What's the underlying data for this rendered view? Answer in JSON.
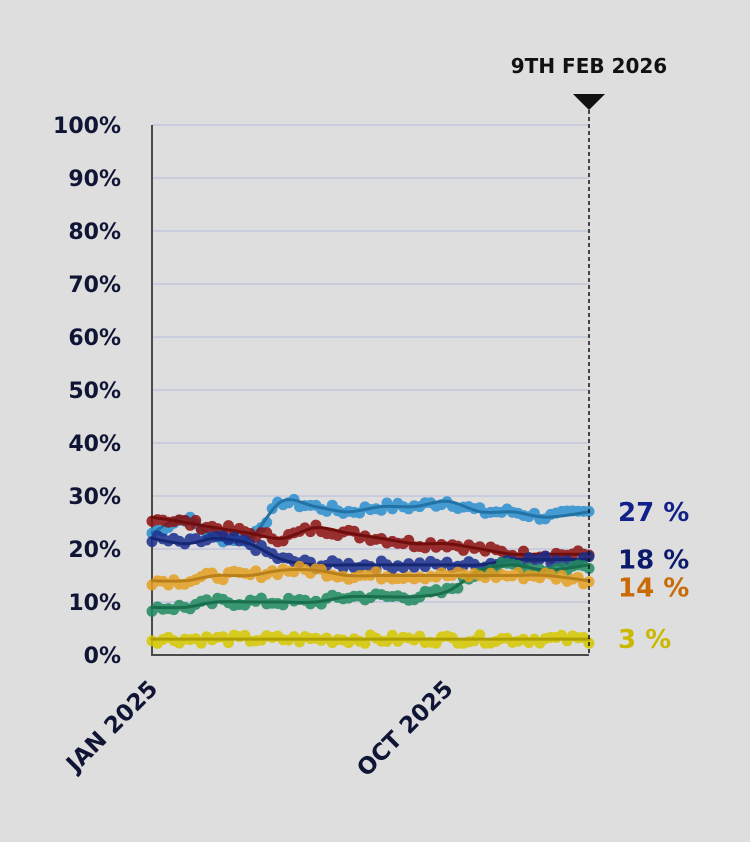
{
  "chart_data": {
    "type": "line",
    "ylim": [
      0,
      100
    ],
    "yticks": [
      0,
      10,
      20,
      30,
      40,
      50,
      60,
      70,
      80,
      90,
      100
    ],
    "ytick_labels": [
      "0%",
      "10%",
      "20%",
      "30%",
      "40%",
      "50%",
      "60%",
      "70%",
      "80%",
      "90%",
      "100%"
    ],
    "xlim": [
      "2025-01-01",
      "2026-02-09"
    ],
    "xtick_labels": [
      {
        "date": "2025-01-01",
        "label": "JAN 2025"
      },
      {
        "date": "2025-10-01",
        "label": "OCT 2025"
      }
    ],
    "grid": true,
    "marker": {
      "date": "2026-02-09",
      "label": "9TH FEB 2026"
    },
    "series": [
      {
        "color": "#2a8fcf",
        "end_label": "27 %",
        "label_color": "#12208a",
        "x": [
          "2025-01-01",
          "2025-02-01",
          "2025-03-01",
          "2025-04-01",
          "2025-05-01",
          "2025-06-01",
          "2025-07-01",
          "2025-08-01",
          "2025-09-01",
          "2025-10-01",
          "2025-11-01",
          "2025-12-01",
          "2026-01-01",
          "2026-02-09"
        ],
        "y": [
          23,
          26,
          22,
          22,
          29,
          28,
          27,
          28,
          28,
          29,
          27,
          27,
          26,
          27
        ]
      },
      {
        "color": "#8c1010",
        "x": [
          "2025-01-01",
          "2025-02-01",
          "2025-03-01",
          "2025-04-01",
          "2025-05-01",
          "2025-06-01",
          "2025-07-01",
          "2025-08-01",
          "2025-09-01",
          "2025-10-01",
          "2025-11-01",
          "2025-12-01",
          "2026-01-01",
          "2026-02-09"
        ],
        "y": [
          26,
          25,
          24,
          23,
          22,
          24,
          23,
          22,
          21,
          21,
          20,
          19,
          19,
          19
        ]
      },
      {
        "color": "#1a2f8f",
        "end_label": "18 %",
        "label_color": "#0c1a6b",
        "x": [
          "2025-01-01",
          "2025-02-01",
          "2025-03-01",
          "2025-04-01",
          "2025-05-01",
          "2025-06-01",
          "2025-07-01",
          "2025-08-01",
          "2025-09-01",
          "2025-10-01",
          "2025-11-01",
          "2025-12-01",
          "2026-01-01",
          "2026-02-09"
        ],
        "y": [
          22,
          21,
          22,
          21,
          18,
          17,
          17,
          17,
          17,
          17,
          17,
          18,
          18,
          18
        ]
      },
      {
        "color": "#1f8a60",
        "x": [
          "2025-01-01",
          "2025-02-01",
          "2025-03-01",
          "2025-04-01",
          "2025-05-01",
          "2025-06-01",
          "2025-07-01",
          "2025-08-01",
          "2025-09-01",
          "2025-10-01",
          "2025-11-01",
          "2025-12-01",
          "2026-01-01",
          "2026-02-09"
        ],
        "y": [
          9,
          9,
          10,
          10,
          10,
          10,
          11,
          11,
          11,
          12,
          16,
          17,
          16,
          17
        ]
      },
      {
        "color": "#e6a020",
        "end_label": "14 %",
        "label_color": "#c96a05",
        "x": [
          "2025-01-01",
          "2025-02-01",
          "2025-03-01",
          "2025-04-01",
          "2025-05-01",
          "2025-06-01",
          "2025-07-01",
          "2025-08-01",
          "2025-09-01",
          "2025-10-01",
          "2025-11-01",
          "2025-12-01",
          "2026-01-01",
          "2026-02-09"
        ],
        "y": [
          14,
          14,
          15,
          15,
          16,
          16,
          15,
          15,
          15,
          15,
          15,
          15,
          15,
          14
        ]
      },
      {
        "color": "#d8c800",
        "end_label": "3 %",
        "label_color": "#cbb800",
        "x": [
          "2025-01-01",
          "2025-02-01",
          "2025-03-01",
          "2025-04-01",
          "2025-05-01",
          "2025-06-01",
          "2025-07-01",
          "2025-08-01",
          "2025-09-01",
          "2025-10-01",
          "2025-11-01",
          "2025-12-01",
          "2026-01-01",
          "2026-02-09"
        ],
        "y": [
          3,
          3,
          3,
          3,
          3,
          3,
          3,
          3,
          3,
          3,
          3,
          3,
          3,
          3
        ]
      }
    ]
  }
}
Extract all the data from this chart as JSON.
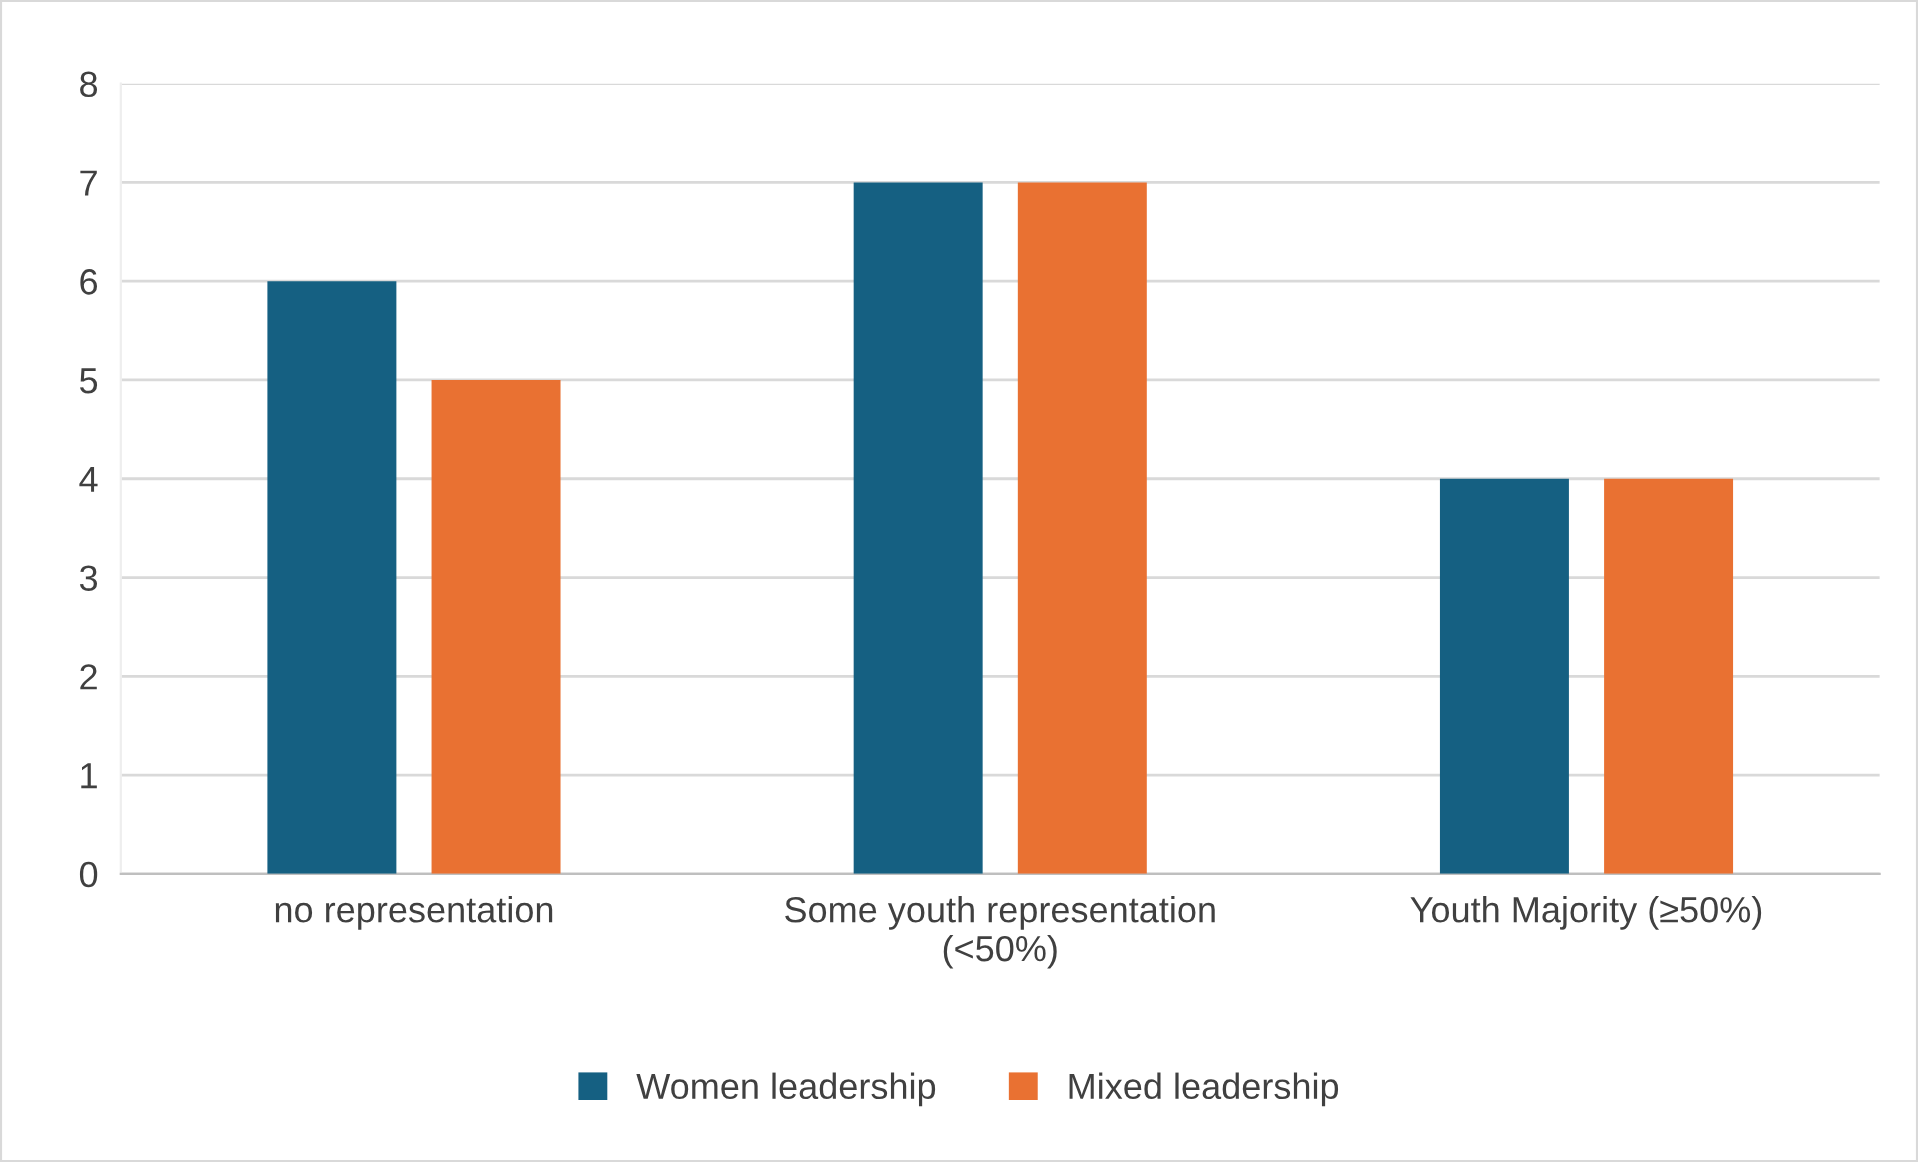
{
  "chart_data": {
    "type": "bar",
    "categories": [
      "no representation",
      "Some youth representation\n(<50%)",
      "Youth Majority (≥50%)"
    ],
    "series": [
      {
        "name": "Women leadership",
        "color": "#156082",
        "values": [
          6,
          7,
          4
        ]
      },
      {
        "name": "Mixed leadership",
        "color": "#e97132",
        "values": [
          5,
          7,
          4
        ]
      }
    ],
    "ylim": [
      0,
      8
    ],
    "yticks": [
      0,
      1,
      2,
      3,
      4,
      5,
      6,
      7,
      8
    ],
    "grid": "y",
    "legend": "bottom"
  }
}
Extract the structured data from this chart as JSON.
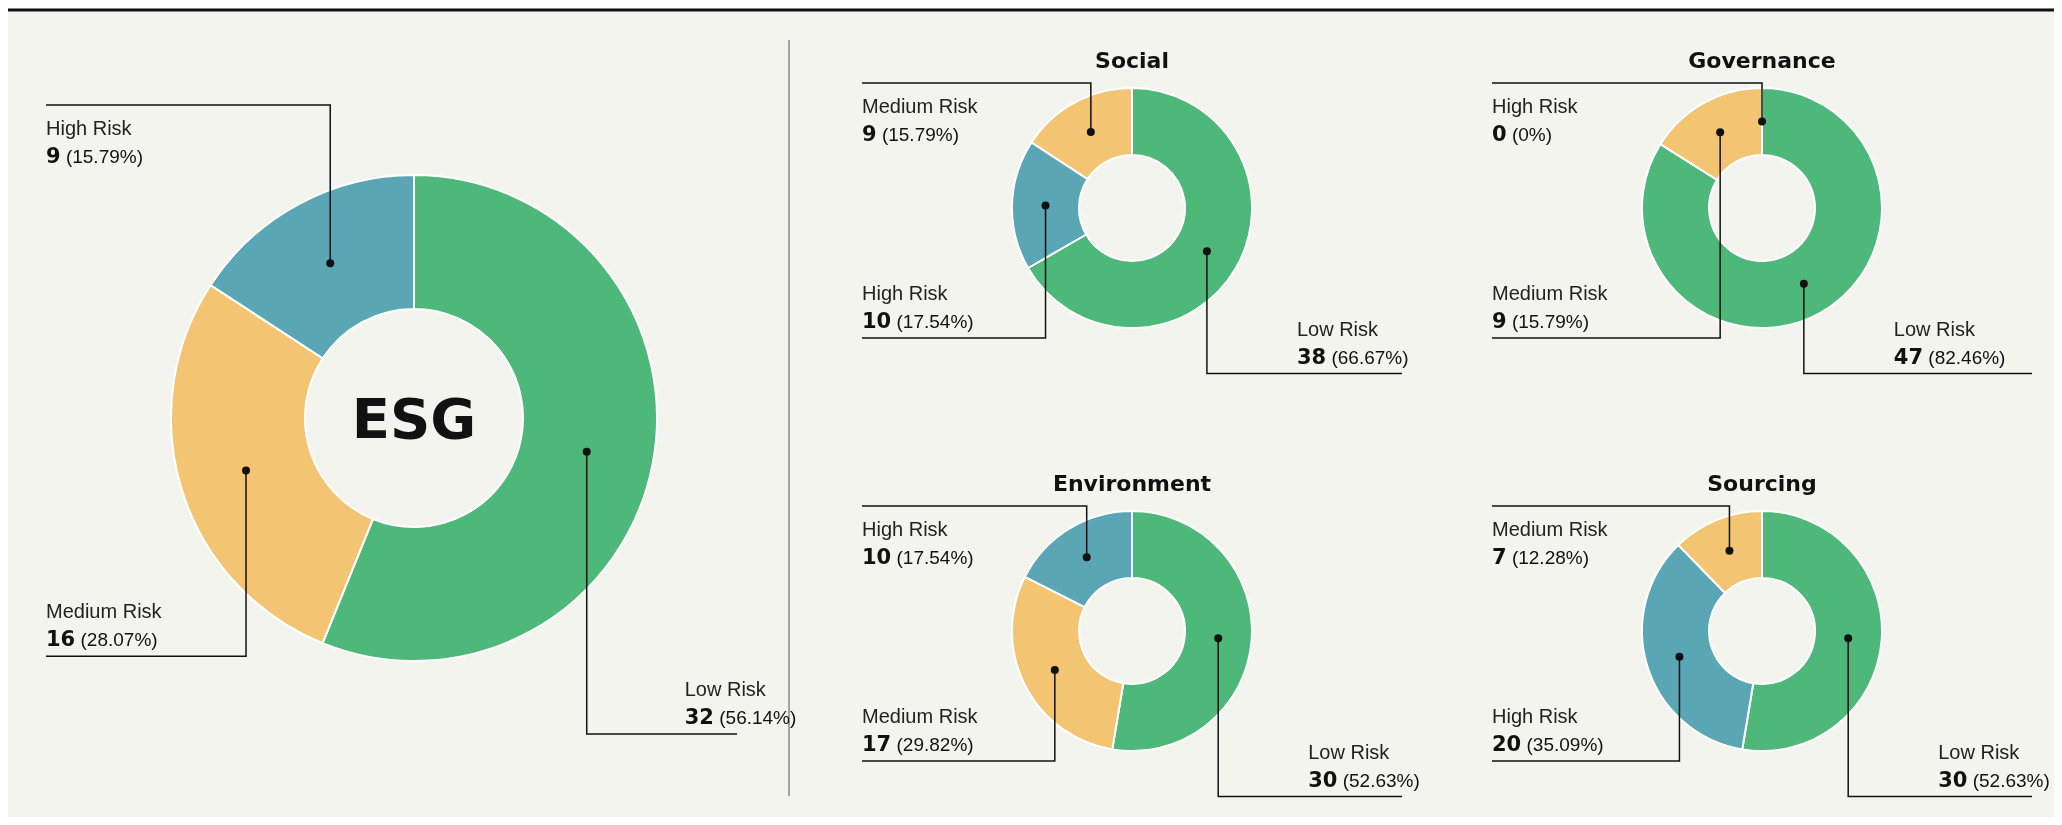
{
  "chart_data": [
    {
      "type": "donut",
      "title": "ESG",
      "categories": [
        "Low Risk",
        "Medium Risk",
        "High Risk"
      ],
      "values": [
        32,
        16,
        9
      ],
      "colors": [
        "#4db879",
        "#f3c472",
        "#5aa6b4"
      ],
      "value_labels": [
        "32 (56.14%)",
        "16 (28.07%)",
        "9 (15.79%)"
      ]
    },
    {
      "type": "donut",
      "title": "Social",
      "categories": [
        "Low Risk",
        "High Risk",
        "Medium Risk"
      ],
      "values": [
        38,
        10,
        9
      ],
      "colors": [
        "#4db879",
        "#5aa6b4",
        "#f3c472"
      ],
      "value_labels": [
        "38 (66.67%)",
        "10 (17.54%)",
        "9 (15.79%)"
      ]
    },
    {
      "type": "donut",
      "title": "Governance",
      "categories": [
        "Low Risk",
        "Medium Risk",
        "High Risk"
      ],
      "values": [
        47,
        9,
        0
      ],
      "colors": [
        "#4db879",
        "#f3c472",
        "#5aa6b4"
      ],
      "value_labels": [
        "47 (82.46%)",
        "9 (15.79%)",
        "0 (0%)"
      ]
    },
    {
      "type": "donut",
      "title": "Environment",
      "categories": [
        "Low Risk",
        "Medium Risk",
        "High Risk"
      ],
      "values": [
        30,
        17,
        10
      ],
      "colors": [
        "#4db879",
        "#f3c472",
        "#5aa6b4"
      ],
      "value_labels": [
        "30 (52.63%)",
        "17 (29.82%)",
        "10 (17.54%)"
      ]
    },
    {
      "type": "donut",
      "title": "Sourcing",
      "categories": [
        "Low Risk",
        "High Risk",
        "Medium Risk"
      ],
      "values": [
        30,
        20,
        7
      ],
      "colors": [
        "#4db879",
        "#5aa6b4",
        "#f3c472"
      ],
      "value_labels": [
        "30 (52.63%)",
        "20 (35.09%)",
        "7 (12.28%)"
      ]
    }
  ]
}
::::::::
### [Aim]
Extract every line that has the string "this" in it.

### [Correct result]
What's the underlying data for this rendered view? Answer in JSON.
Extract all the data from this chart as JSON.
Extract the structured data from this chart as JSON.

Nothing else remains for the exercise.